▼

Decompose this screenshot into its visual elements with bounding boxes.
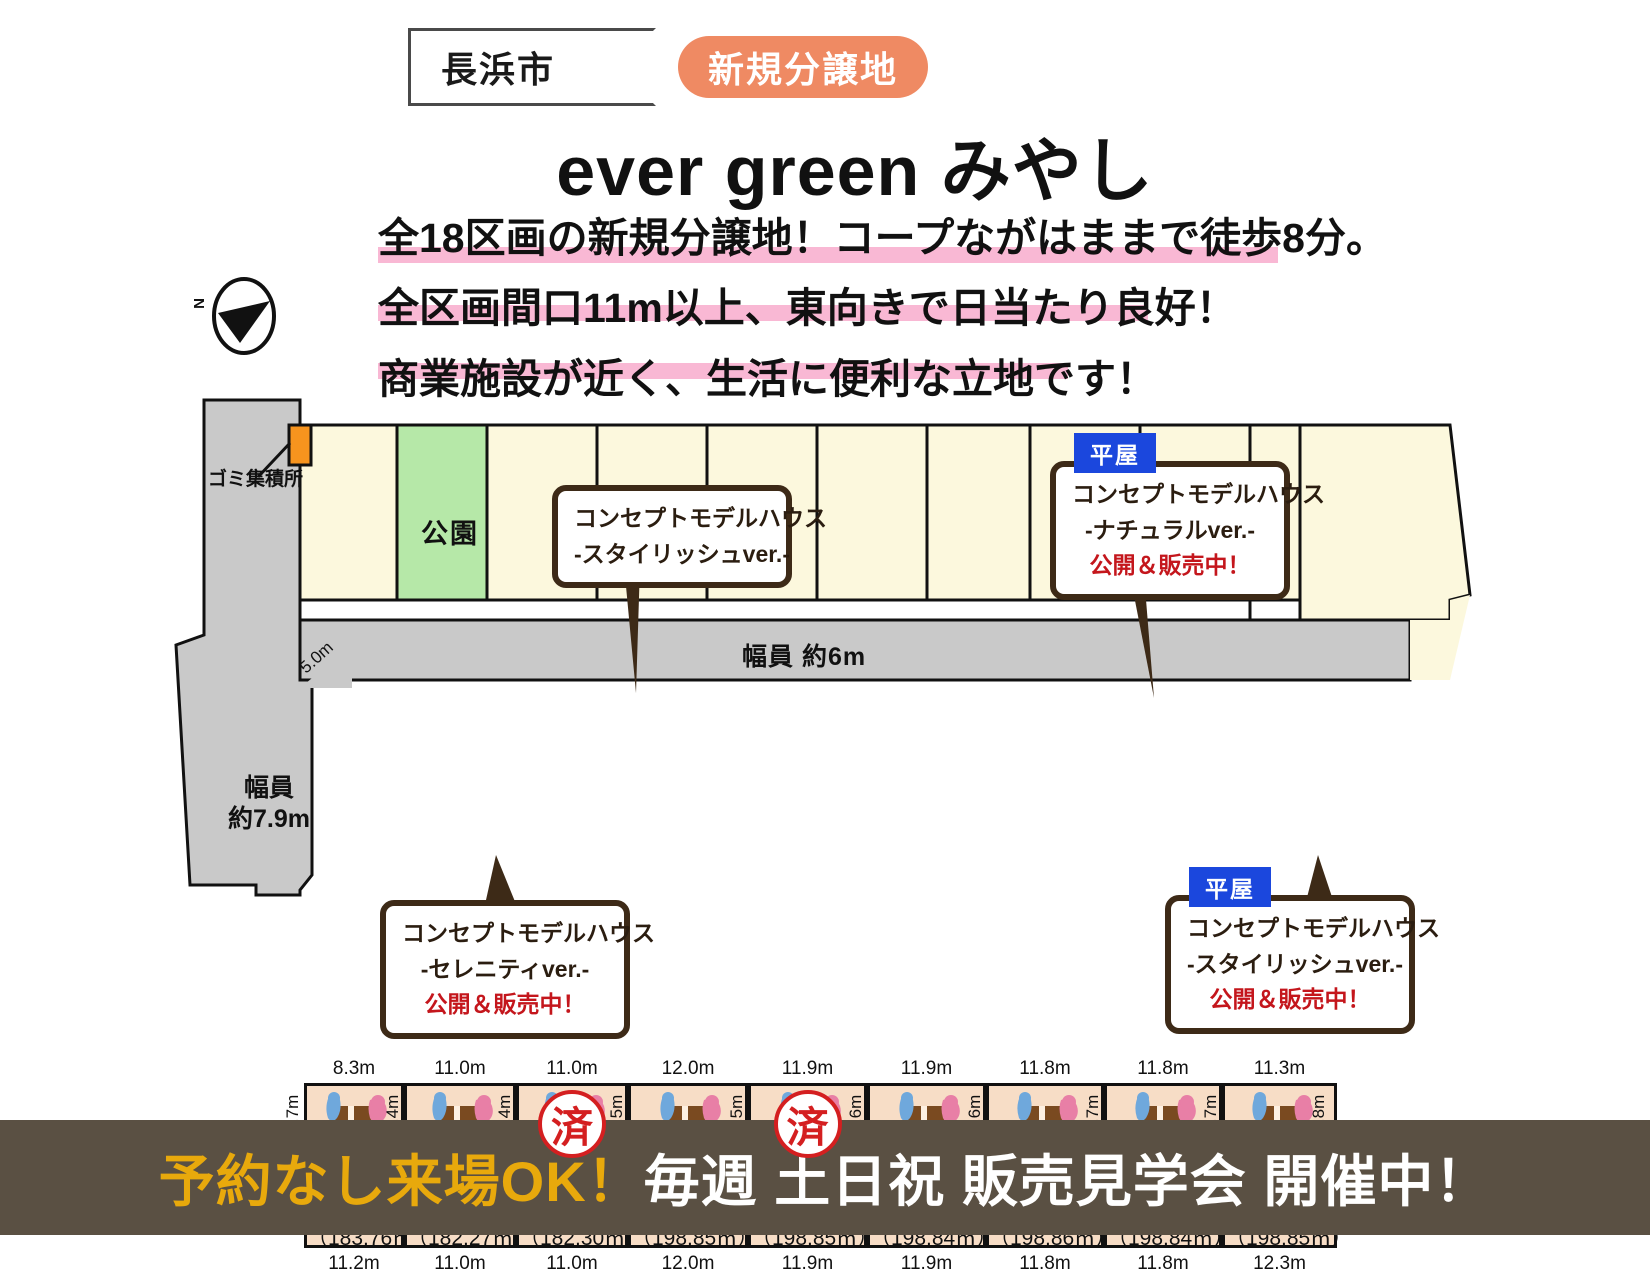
callout-line-1: コンセプトモデルハウス [574,501,770,537]
callout-stylish-bottom: 平屋 コンセプトモデルハウス -スタイリッシュver.- 公開＆販売中！ [1165,895,1415,1034]
lot-bottom-dimension: 11.8m [1107,1253,1219,1275]
description-line-2: 全区画間口11m以上、東向きで日当たり良好！ [378,282,1237,334]
lot-top-dimension: 11.0m [407,1058,513,1080]
north-road-width-label: 幅員 約6m [742,637,866,673]
lot-top-dimension: 11.9m [751,1058,864,1080]
garbage-station-label: ゴミ集積所 [208,464,303,491]
callout-line-2: -スタイリッシュver.- [1187,947,1393,983]
callout-line-2: -ナチュラルver.- [1072,513,1268,549]
callout-serenity: コンセプトモデルハウス -セレニティver.- 公開＆販売中！ [380,900,630,1039]
description-line-1: 全18区画の新規分譲地！コープながはままで徒歩8分。 [378,212,1387,264]
city-badge: 長浜市 [408,28,656,106]
callout-line-1: コンセプトモデルハウス [1072,477,1268,513]
lot-top-dimension: 11.0m [519,1058,625,1080]
hiraya-badge-stylish: 平屋 [1189,867,1271,907]
lot-top-dimension: 11.8m [1107,1058,1219,1080]
lot-bottom-dimension: 11.0m [519,1253,625,1275]
lot-bottom-dimension: 12.3m [1225,1253,1334,1275]
lot-bottom-dimension: 11.0m [407,1253,513,1275]
lot-bottom-dimension: 12.0m [631,1253,745,1275]
lot-bottom-dimension: 11.9m [870,1253,983,1275]
park-label: 公園 [421,512,479,551]
hiraya-badge-natural: 平屋 [1074,433,1156,473]
callout-natural: 平屋 コンセプトモデルハウス -ナチュラルver.- 公開＆販売中！ [1050,461,1290,600]
lot-top-dimension: 11.8m [989,1058,1101,1080]
subdivision-map: ゴミ集積所 公園 幅員 約6m 幅員 約7.9m 5.0m 8.3m12.7m1… [0,395,1650,1035]
lot-bottom-dimension: 11.8m [989,1253,1101,1275]
lot-bottom-dimension: 11.2m [307,1253,401,1275]
callout-line-3: 公開＆販売中！ [1072,548,1268,584]
callout-line-3: 公開＆販売中！ [402,987,608,1023]
callout-line-2: -セレニティver.- [402,952,608,988]
lot-top-dimension: 11.3m [1225,1058,1334,1080]
sold-stamp: 済 [774,1090,842,1158]
lot-bottom-dimension: 11.9m [751,1253,864,1275]
callout-line-1: コンセプトモデルハウス [402,916,608,952]
page-title: ever green みやし [0,115,1650,216]
sold-stamp: 済 [538,1090,606,1158]
callout-line-2: -スタイリッシュver.- [574,537,770,573]
callout-stylish-top: コンセプトモデルハウス -スタイリッシュver.- [552,485,792,588]
callout-line-3: 公開＆販売中！ [1187,982,1393,1018]
west-road-width-label: 幅員 約7.9m [228,773,310,836]
banner-white-text: 毎週 土日祝 販売見学会 開催中！ [644,1137,1492,1218]
compass-north-label: N [191,298,208,309]
lot-top-dimension: 11.9m [870,1058,983,1080]
header-badges: 長浜市 新規分譲地 [408,28,928,106]
description-block: 全18区画の新規分譲地！コープながはままで徒歩8分。 全区画間口11m以上、東向… [378,212,1387,423]
compass-rose: N [196,277,288,355]
lot-top-dimension: 12.0m [631,1058,745,1080]
lot-top-dimension: 8.3m [307,1058,401,1080]
new-lot-badge: 新規分譲地 [678,36,928,98]
callout-line-1: コンセプトモデルハウス [1187,911,1393,947]
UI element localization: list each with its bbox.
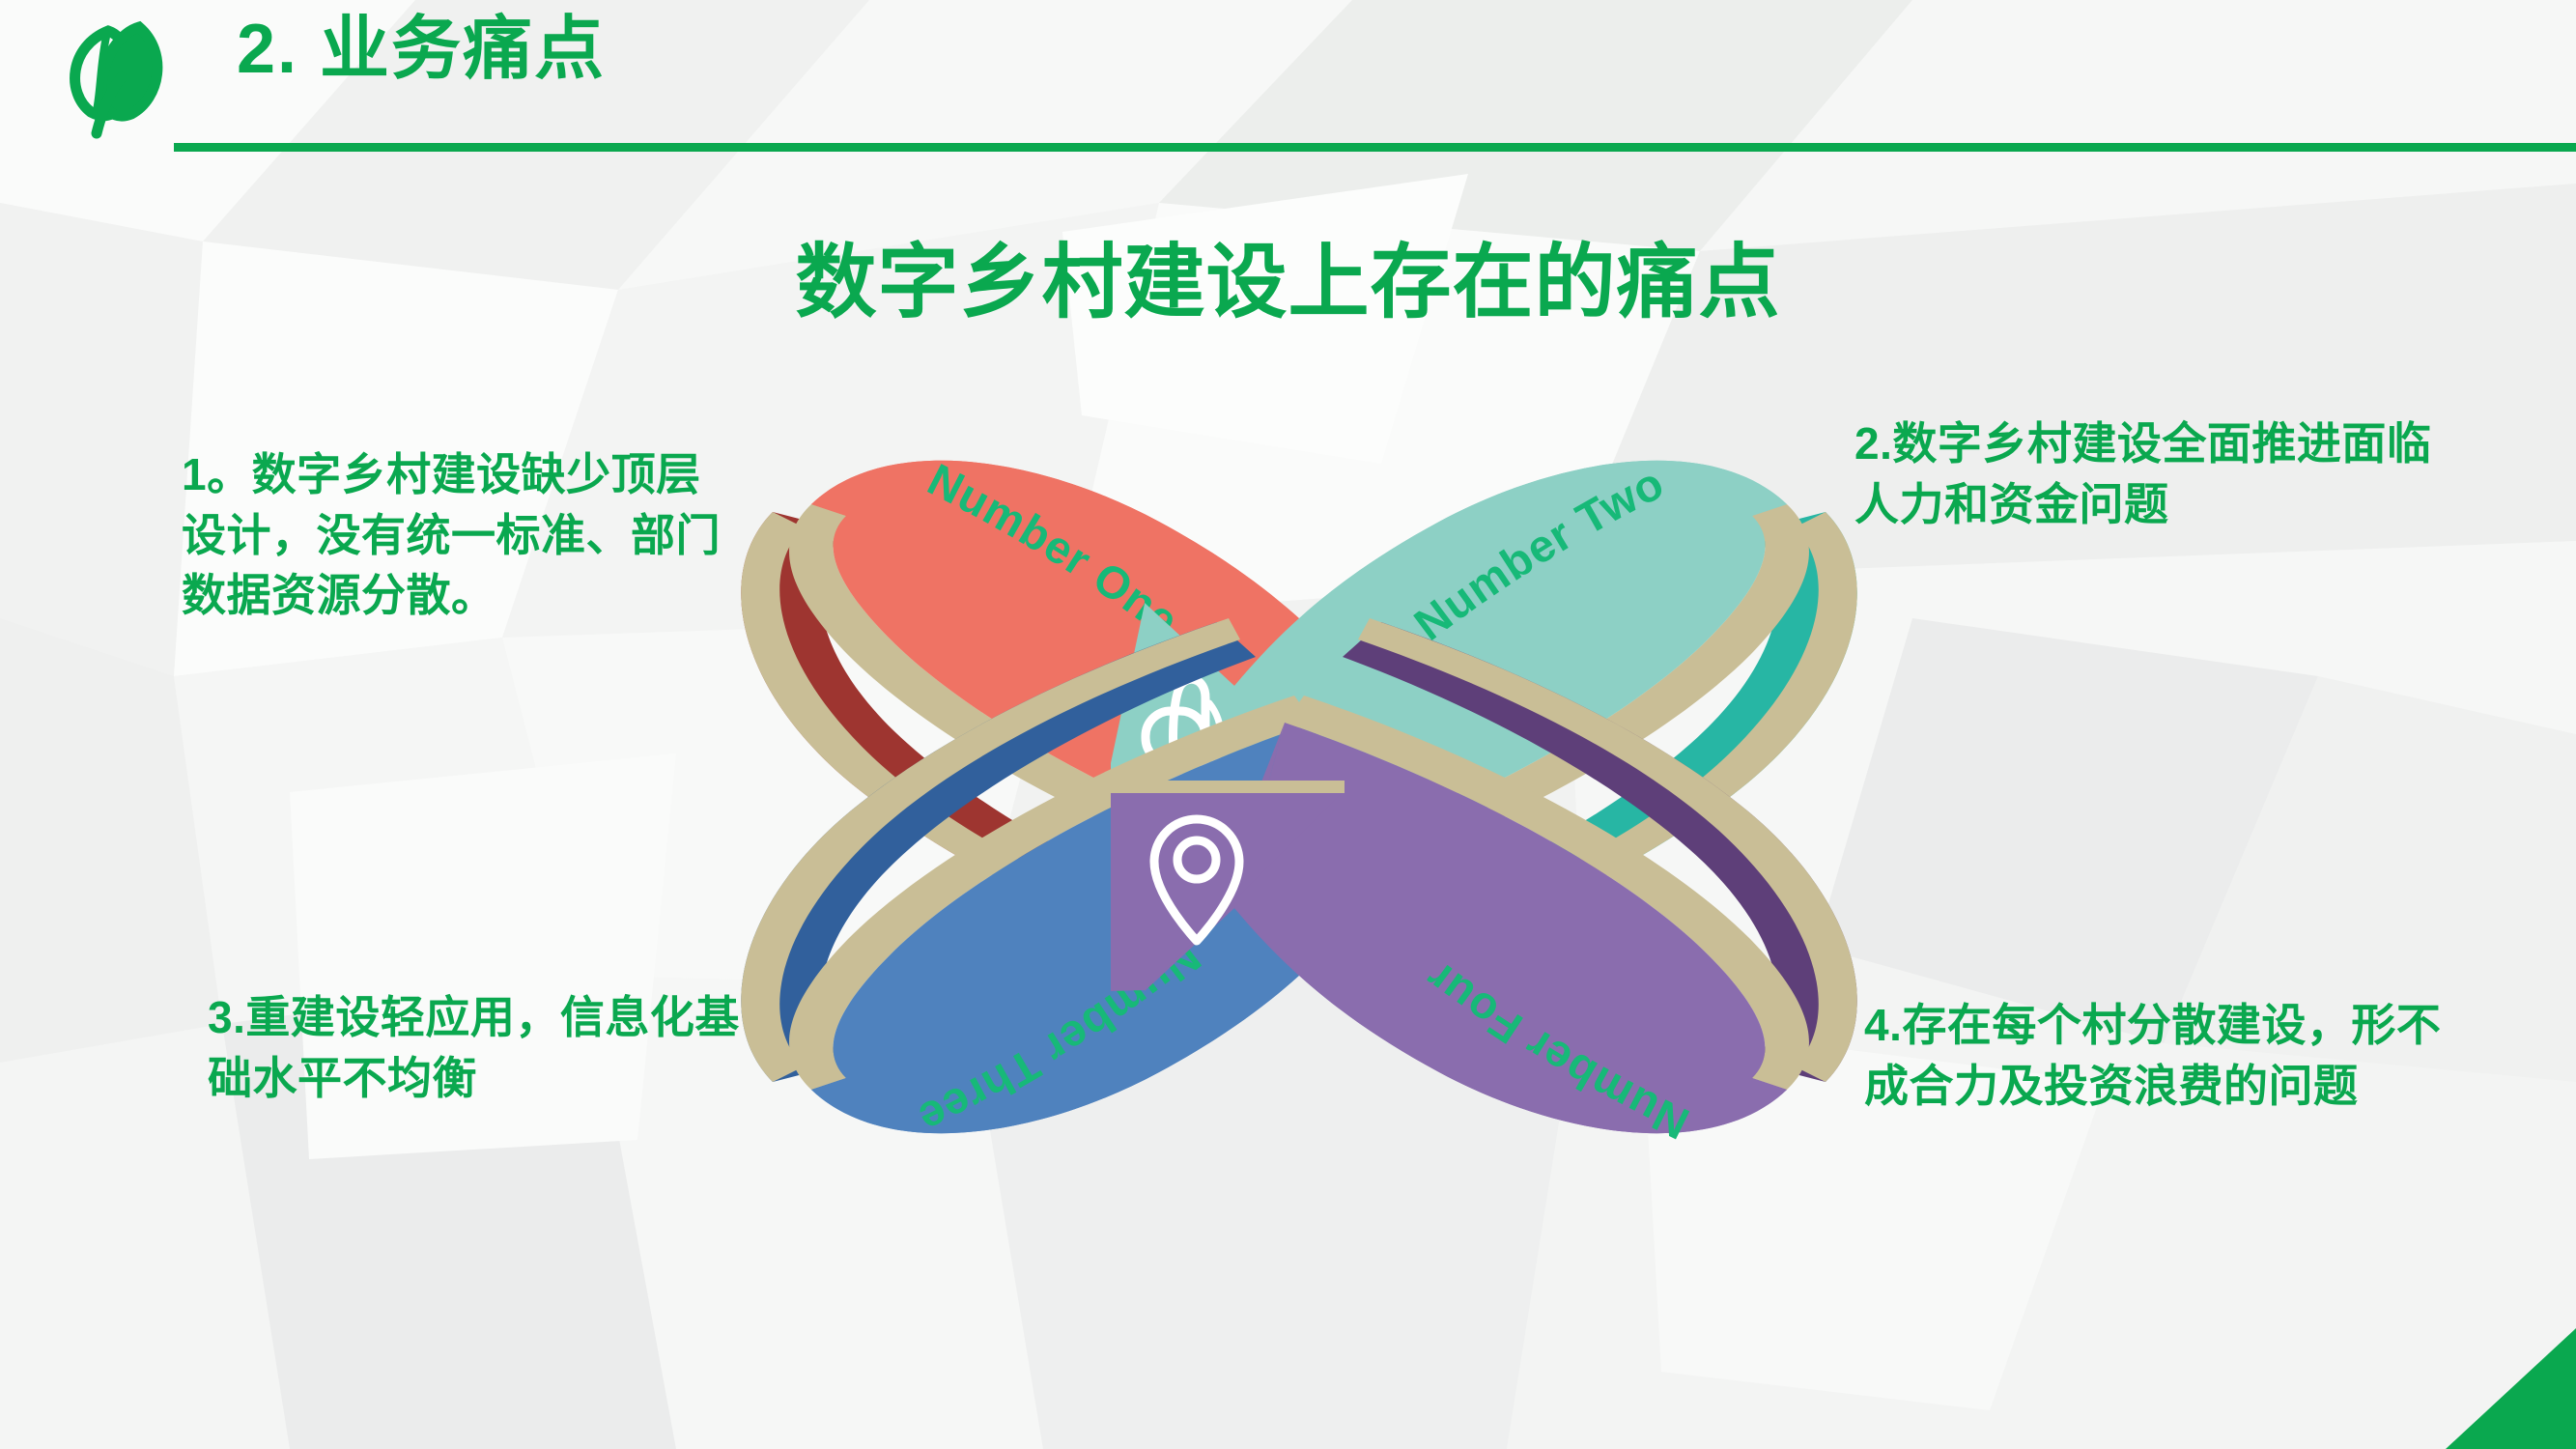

▲

● **What you will do**
Reproduce every line of the records above word for word, leaving out the pictures.

● **Output for this exercise**
Decompose this screenshot into its visual elements with bounding boxes.
callout-line-1: コンセプトモデルハウス [574,501,770,537]
callout-stylish-bottom: 平屋 コンセプトモデルハウス -スタイリッシュver.- 公開＆販売中！ [1165,895,1415,1034]
lot-bottom-dimension: 11.8m [1107,1253,1219,1275]
description-line-2: 全区画間口11m以上、東向きで日当たり良好！ [378,282,1237,334]
lot-top-dimension: 11.0m [407,1058,513,1080]
north-road-width-label: 幅員 約6m [742,637,866,673]
lot-top-dimension: 11.9m [751,1058,864,1080]
garbage-station-label: ゴミ集積所 [208,464,303,491]
callout-line-2: -スタイリッシュver.- [1187,947,1393,983]
callout-line-2: -ナチュラルver.- [1072,513,1268,549]
callout-serenity: コンセプトモデルハウス -セレニティver.- 公開＆販売中！ [380,900,630,1039]
description-line-1: 全18区画の新規分譲地！コープながはままで徒歩8分。 [378,212,1387,264]
city-badge: 長浜市 [408,28,656,106]
callout-line-1: コンセプトモデルハウス [1072,477,1268,513]
lot-top-dimension: 11.0m [519,1058,625,1080]
hiraya-badge-stylish: 平屋 [1189,867,1271,907]
lot-top-dimension: 11.8m [1107,1058,1219,1080]
lot-bottom-dimension: 11.0m [519,1253,625,1275]
lot-bottom-dimension: 12.3m [1225,1253,1334,1275]
lot-bottom-dimension: 11.0m [407,1253,513,1275]
lot-bottom-dimension: 12.0m [631,1253,745,1275]
lot-bottom-dimension: 11.9m [870,1253,983,1275]
park-label: 公園 [421,512,479,551]
hiraya-badge-natural: 平屋 [1074,433,1156,473]
callout-natural: 平屋 コンセプトモデルハウス -ナチュラルver.- 公開＆販売中！ [1050,461,1290,600]
lot-top-dimension: 11.8m [989,1058,1101,1080]
subdivision-map: ゴミ集積所 公園 幅員 約6m 幅員 約7.9m 5.0m 8.3m12.7m1… [0,395,1650,1035]
lot-bottom-dimension: 11.8m [989,1253,1101,1275]
lot-bottom-dimension: 11.2m [307,1253,401,1275]
callout-line-3: 公開＆販売中！ [1072,548,1268,584]
callout-line-3: 公開＆販売中！ [402,987,608,1023]
callout-line-2: -セレニティver.- [402,952,608,988]
lot-top-dimension: 11.3m [1225,1058,1334,1080]
sold-stamp: 済 [774,1090,842,1158]
lot-bottom-dimension: 11.9m [751,1253,864,1275]
callout-line-1: コンセプトモデルハウス [402,916,608,952]
page-title: ever green みやし [0,115,1650,216]
sold-stamp: 済 [538,1090,606,1158]
callout-line-2: -スタイリッシュver.- [574,537,770,573]
callout-stylish-top: コンセプトモデルハウス -スタイリッシュver.- [552,485,792,588]
callout-line-3: 公開＆販売中！ [1187,982,1393,1018]
west-road-width-label: 幅員 約7.9m [228,773,310,836]
banner-white-text: 毎週 土日祝 販売見学会 開催中！ [644,1137,1492,1218]
compass-north-label: N [191,298,208,309]
lot-top-dimension: 11.9m [870,1058,983,1080]
header-badges: 長浜市 新規分譲地 [408,28,928,106]
description-block: 全18区画の新規分譲地！コープながはままで徒歩8分。 全区画間口11m以上、東向… [378,212,1387,423]
compass-rose: N [196,277,288,355]
lot-top-dimension: 12.0m [631,1058,745,1080]
lot-top-dimension: 8.3m [307,1058,401,1080]
new-lot-badge: 新規分譲地 [678,36,928,98]
callout-line-1: コンセプトモデルハウス [1187,911,1393,947]
UI element localization: list each with its bbox.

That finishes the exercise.